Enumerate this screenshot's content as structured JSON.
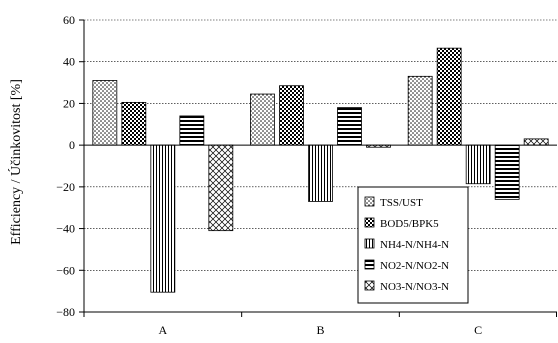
{
  "chart_data": {
    "type": "bar",
    "categories": [
      "A",
      "B",
      "C"
    ],
    "ylabel": "Efficiency / Účinkovitost [%]",
    "xlabel": "",
    "ylim": [
      -80,
      60
    ],
    "yticks": [
      60,
      40,
      20,
      0,
      -20,
      -40,
      -60,
      -80
    ],
    "ytick_labels": [
      "60",
      "40",
      "20",
      "0",
      "−20",
      "−40",
      "−60",
      "−80"
    ],
    "grid": true,
    "legend_position": "right-middle",
    "series": [
      {
        "name": "TSS/UST",
        "pattern": "dots",
        "values": [
          31,
          24.5,
          33
        ]
      },
      {
        "name": "BOD5/BPK5",
        "pattern": "checker",
        "values": [
          20.5,
          28.5,
          46.5
        ]
      },
      {
        "name": "NH4-N/NH4-N",
        "pattern": "vertical",
        "values": [
          -70.5,
          -27,
          -18.5
        ]
      },
      {
        "name": "NO2-N/NO2-N",
        "pattern": "horizontal",
        "values": [
          14,
          18,
          -26
        ]
      },
      {
        "name": "NO3-N/NO3-N",
        "pattern": "crosshatch",
        "values": [
          -41,
          -1,
          3
        ]
      }
    ]
  }
}
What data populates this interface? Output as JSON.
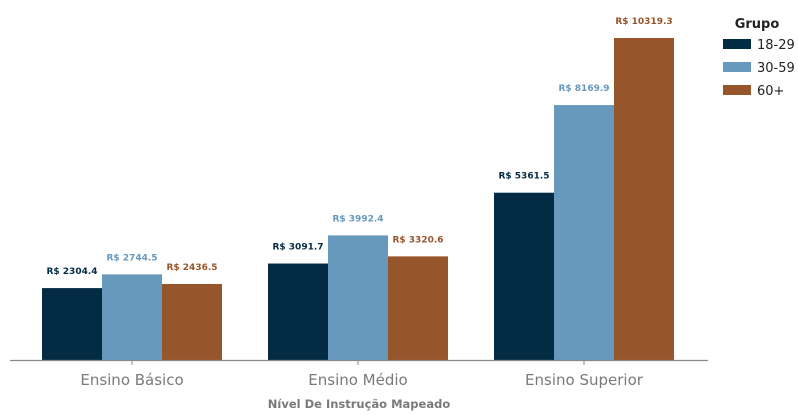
{
  "chart_data": {
    "type": "bar",
    "categories": [
      "Ensino Básico",
      "Ensino Médio",
      "Ensino Superior"
    ],
    "series": [
      {
        "name": "18-29",
        "color": "#032c44",
        "values": [
          2304.4,
          3091.7,
          5361.5
        ],
        "labels": [
          "R$ 2304.4",
          "R$ 3091.7",
          "R$ 5361.5"
        ]
      },
      {
        "name": "30-59",
        "color": "#6699bb",
        "values": [
          2744.5,
          3992.4,
          8169.9
        ],
        "labels": [
          "R$ 2744.5",
          "R$ 3992.4",
          "R$ 8169.9"
        ]
      },
      {
        "name": "60+",
        "color": "#96552a",
        "values": [
          2436.5,
          3320.6,
          10319.3
        ],
        "labels": [
          "R$ 2436.5",
          "R$ 3320.6",
          "R$ 10319.3"
        ]
      }
    ],
    "xlabel": "Nível De Instrução Mapeado",
    "ylabel": "",
    "ylim": [
      0,
      10319.3
    ],
    "grid": false,
    "legend": {
      "title": "Grupo",
      "placement": "top-right"
    }
  }
}
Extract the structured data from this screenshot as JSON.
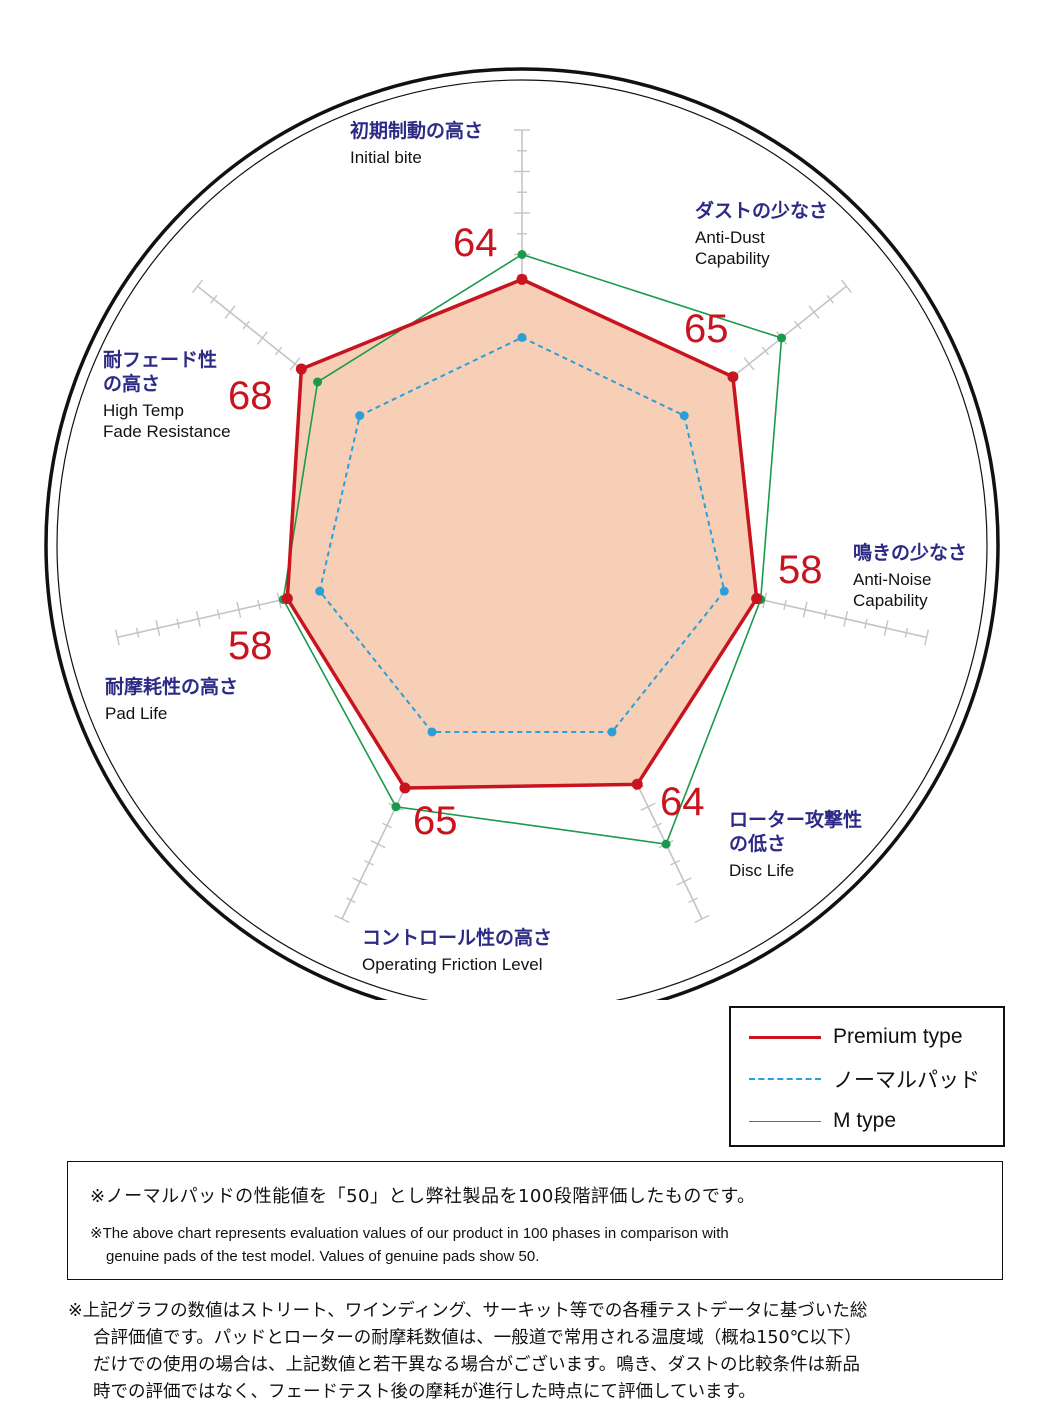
{
  "chart_data": {
    "type": "radar",
    "axes": [
      {
        "jp": "初期制動の高さ",
        "en": [
          "Initial bite"
        ]
      },
      {
        "jp": "ダストの少なさ",
        "en": [
          "Anti-Dust",
          "Capability"
        ]
      },
      {
        "jp": "鳴きの少なさ",
        "en": [
          "Anti-Noise",
          "Capability"
        ]
      },
      {
        "jp": "ローター攻撃性\nの低さ",
        "en": [
          "Disc Life"
        ]
      },
      {
        "jp": "コントロール性の高さ",
        "en": [
          "Operating Friction Level"
        ]
      },
      {
        "jp": "耐摩耗性の高さ",
        "en": [
          "Pad Life"
        ]
      },
      {
        "jp": "耐フェード性\nの高さ",
        "en": [
          "High Temp",
          "Fade Resistance"
        ]
      }
    ],
    "rmax": 100,
    "series": [
      {
        "name": "Premium type",
        "values": [
          64,
          65,
          58,
          64,
          65,
          58,
          68
        ],
        "color": "#c8141e",
        "style": "solid",
        "fill": "#f7cfb6"
      },
      {
        "name": "ノーマルパッド",
        "values": [
          50,
          50,
          50,
          50,
          50,
          50,
          50
        ],
        "color": "#2a9fd8",
        "style": "dashed"
      },
      {
        "name": "M type",
        "values": [
          70,
          80,
          59,
          80,
          70,
          59,
          63
        ],
        "color": "#1a9a4a",
        "style": "solid"
      }
    ],
    "value_labels": [
      "64",
      "65",
      "58",
      "64",
      "65",
      "58",
      "68"
    ]
  },
  "legend": {
    "items": [
      {
        "label": "Premium type"
      },
      {
        "label": "ノーマルパッド"
      },
      {
        "label": "M type"
      }
    ]
  },
  "notes": {
    "jp": "※ノーマルパッドの性能値を「50」とし弊社製品を100段階評価したものです。",
    "en1": "※The above chart represents evaluation values of our product in 100 phases in comparison with",
    "en2": "genuine pads of the test model.  Values of genuine pads show 50."
  },
  "footnote": {
    "line1": "※上記グラフの数値はストリート、ワインディング、サーキット等での各種テストデータに基づいた総",
    "line2": "合評価値です。パッドとローターの耐摩耗数値は、一般道で常用される温度域（概ね150℃以下）",
    "line3": "だけでの使用の場合は、上記数値と若干異なる場合がございます。鳴き、ダストの比較条件は新品",
    "line4": "時での評価ではなく、フェードテスト後の摩耗が進行した時点にて評価しています。"
  }
}
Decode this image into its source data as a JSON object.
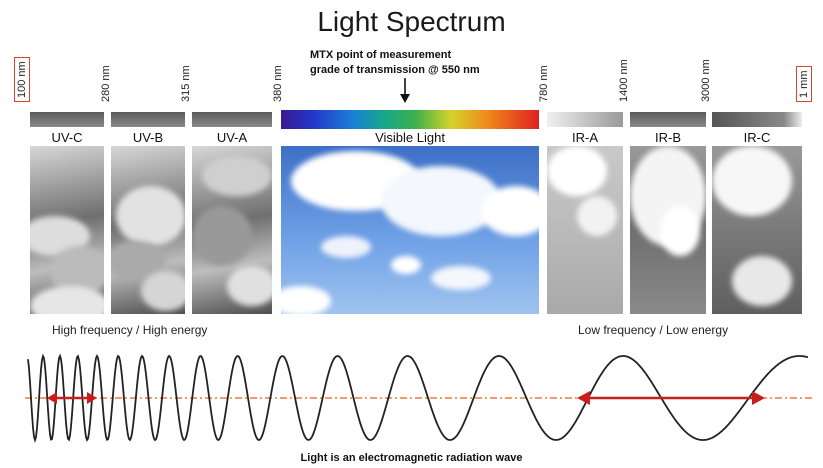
{
  "title": "Light Spectrum",
  "mtx_note": [
    "MTX point of measurement",
    "grade of transmission @ 550 nm"
  ],
  "wavelengths": [
    "100 nm",
    "280 nm",
    "315 nm",
    "380 nm",
    "780 nm",
    "1400 nm",
    "3000 nm",
    "1 mm"
  ],
  "bands": [
    "UV-C",
    "UV-B",
    "UV-A",
    "Visible Light",
    "IR-A",
    "IR-B",
    "IR-C"
  ],
  "left_caption": "High frequency / High energy",
  "right_caption": "Low frequency / Low energy",
  "bottom_caption": "Light is an electromagnetic radiation wave",
  "colors": {
    "accent_red": "#d9452b",
    "arrow_red": "#c81e1e"
  }
}
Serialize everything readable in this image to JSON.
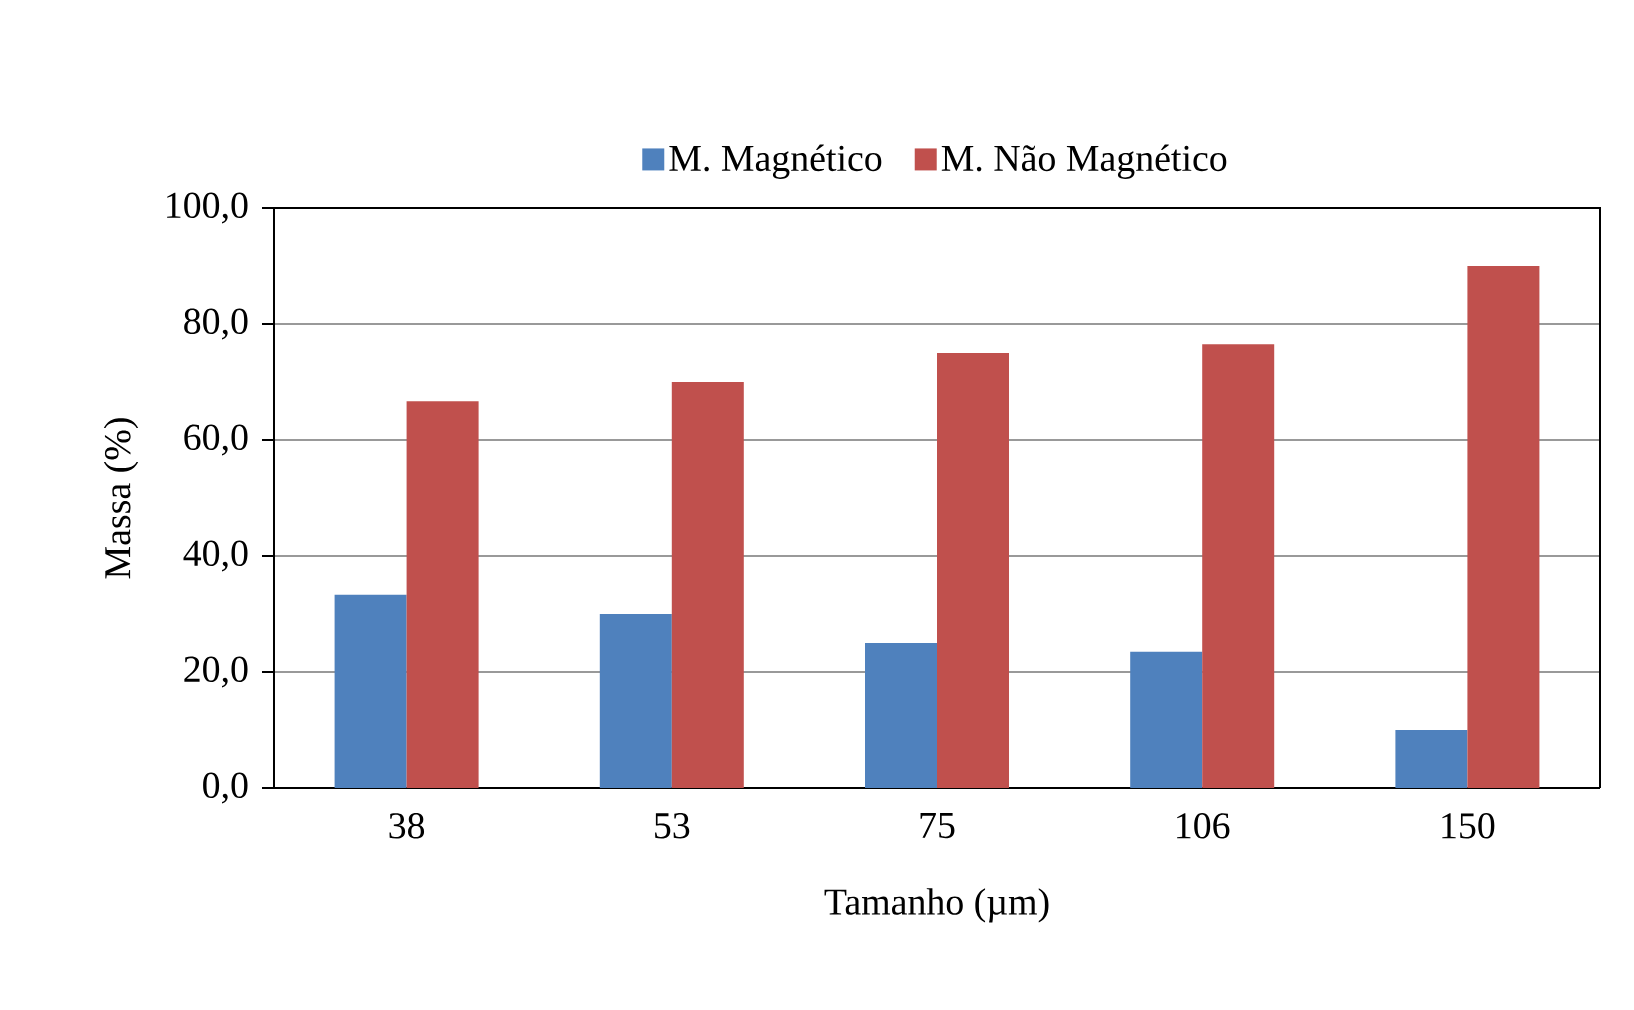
{
  "chart_data": {
    "type": "bar",
    "xlabel": "Tamanho (µm)",
    "ylabel": "Massa (%)",
    "categories": [
      "38",
      "53",
      "75",
      "106",
      "150"
    ],
    "series": [
      {
        "name": "M. Magnético",
        "color": "#4f81bd",
        "values": [
          33.3,
          30,
          25,
          23.5,
          10
        ]
      },
      {
        "name": "M. Não Magnético",
        "color": "#c0504d",
        "values": [
          66.7,
          70,
          75,
          76.5,
          90
        ]
      }
    ],
    "ylim": [
      0,
      100
    ],
    "yticks": [
      {
        "value": 0,
        "label": "0,0"
      },
      {
        "value": 20,
        "label": "20,0"
      },
      {
        "value": 40,
        "label": "40,0"
      },
      {
        "value": 60,
        "label": "60,0"
      },
      {
        "value": 80,
        "label": "80,0"
      },
      {
        "value": 100,
        "label": "100,0"
      }
    ],
    "grid": "y",
    "legend": "top"
  }
}
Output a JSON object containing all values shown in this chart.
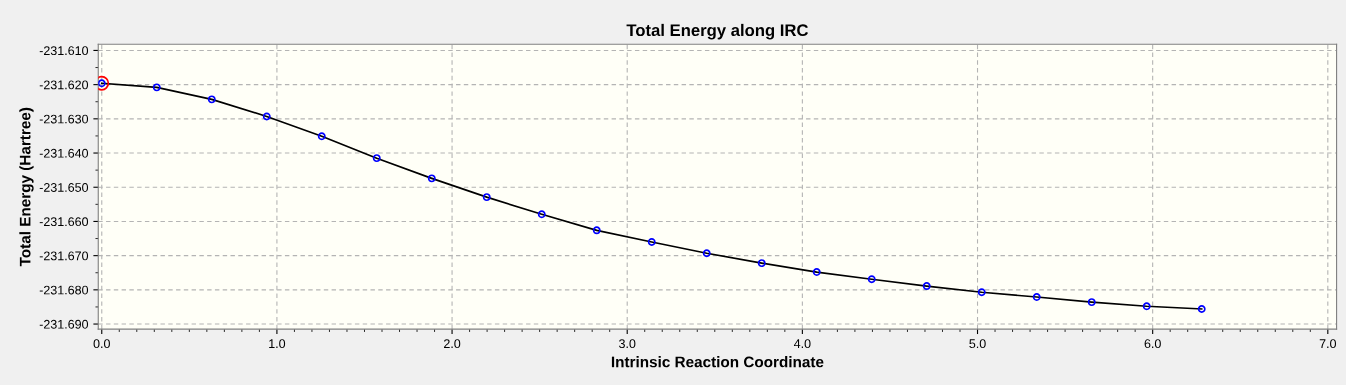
{
  "chart_data": {
    "type": "line",
    "title": "Total Energy along IRC",
    "xlabel": "Intrinsic Reaction Coordinate",
    "ylabel": "Total Energy (Hartree)",
    "xlim": [
      -0.02,
      7.05
    ],
    "ylim": [
      -231.6915,
      -231.6082
    ],
    "xticks": [
      {
        "value": 0,
        "label": "0.0"
      },
      {
        "value": 1,
        "label": "1.0"
      },
      {
        "value": 2,
        "label": "2.0"
      },
      {
        "value": 3,
        "label": "3.0"
      },
      {
        "value": 4,
        "label": "4.0"
      },
      {
        "value": 5,
        "label": "5.0"
      },
      {
        "value": 6,
        "label": "6.0"
      },
      {
        "value": 7,
        "label": "7.0"
      }
    ],
    "yticks": [
      {
        "value": -231.61,
        "label": "-231.610"
      },
      {
        "value": -231.62,
        "label": "-231.620"
      },
      {
        "value": -231.63,
        "label": "-231.630"
      },
      {
        "value": -231.64,
        "label": "-231.640"
      },
      {
        "value": -231.65,
        "label": "-231.650"
      },
      {
        "value": -231.66,
        "label": "-231.660"
      },
      {
        "value": -231.67,
        "label": "-231.670"
      },
      {
        "value": -231.68,
        "label": "-231.680"
      },
      {
        "value": -231.69,
        "label": "-231.690"
      }
    ],
    "grid": true,
    "marker": "circle",
    "series": [
      {
        "color": "#0000ff",
        "x": [
          0.0,
          0.314,
          0.628,
          0.942,
          1.256,
          1.57,
          1.884,
          2.198,
          2.512,
          2.826,
          3.14,
          3.454,
          3.768,
          4.082,
          4.396,
          4.71,
          5.024,
          5.338,
          5.652,
          5.966,
          6.28
        ],
        "values": [
          -231.6196,
          -231.6208,
          -231.6243,
          -231.6293,
          -231.6351,
          -231.6415,
          -231.6474,
          -231.6529,
          -231.6579,
          -231.6626,
          -231.666,
          -231.6693,
          -231.6722,
          -231.6748,
          -231.6769,
          -231.6789,
          -231.6807,
          -231.6821,
          -231.6836,
          -231.6848,
          -231.6856
        ]
      },
      {
        "type": "scatter",
        "color": "#ff0000",
        "x": [
          0.0
        ],
        "values": [
          -231.6196
        ]
      }
    ]
  }
}
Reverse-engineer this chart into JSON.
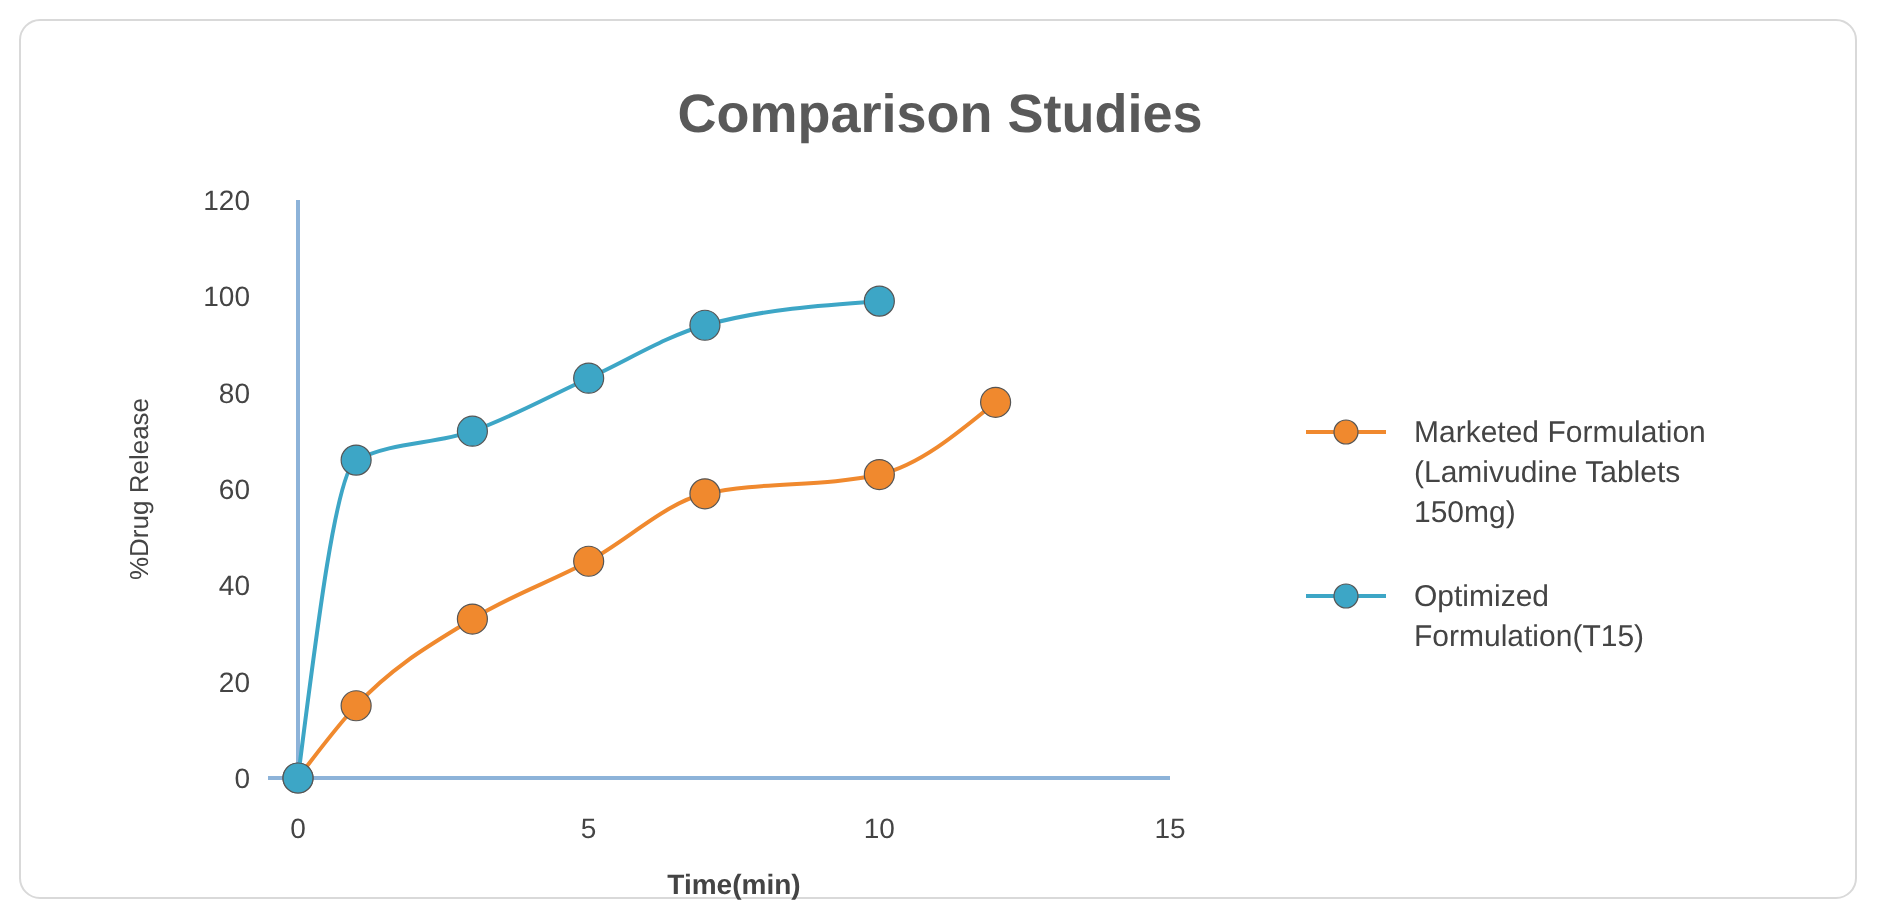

Required work >> Copy all lines above containing the string "grid".

Reply >>
    "grid": true,
    "grid": false,
    "grid": "y",
    "grid": true,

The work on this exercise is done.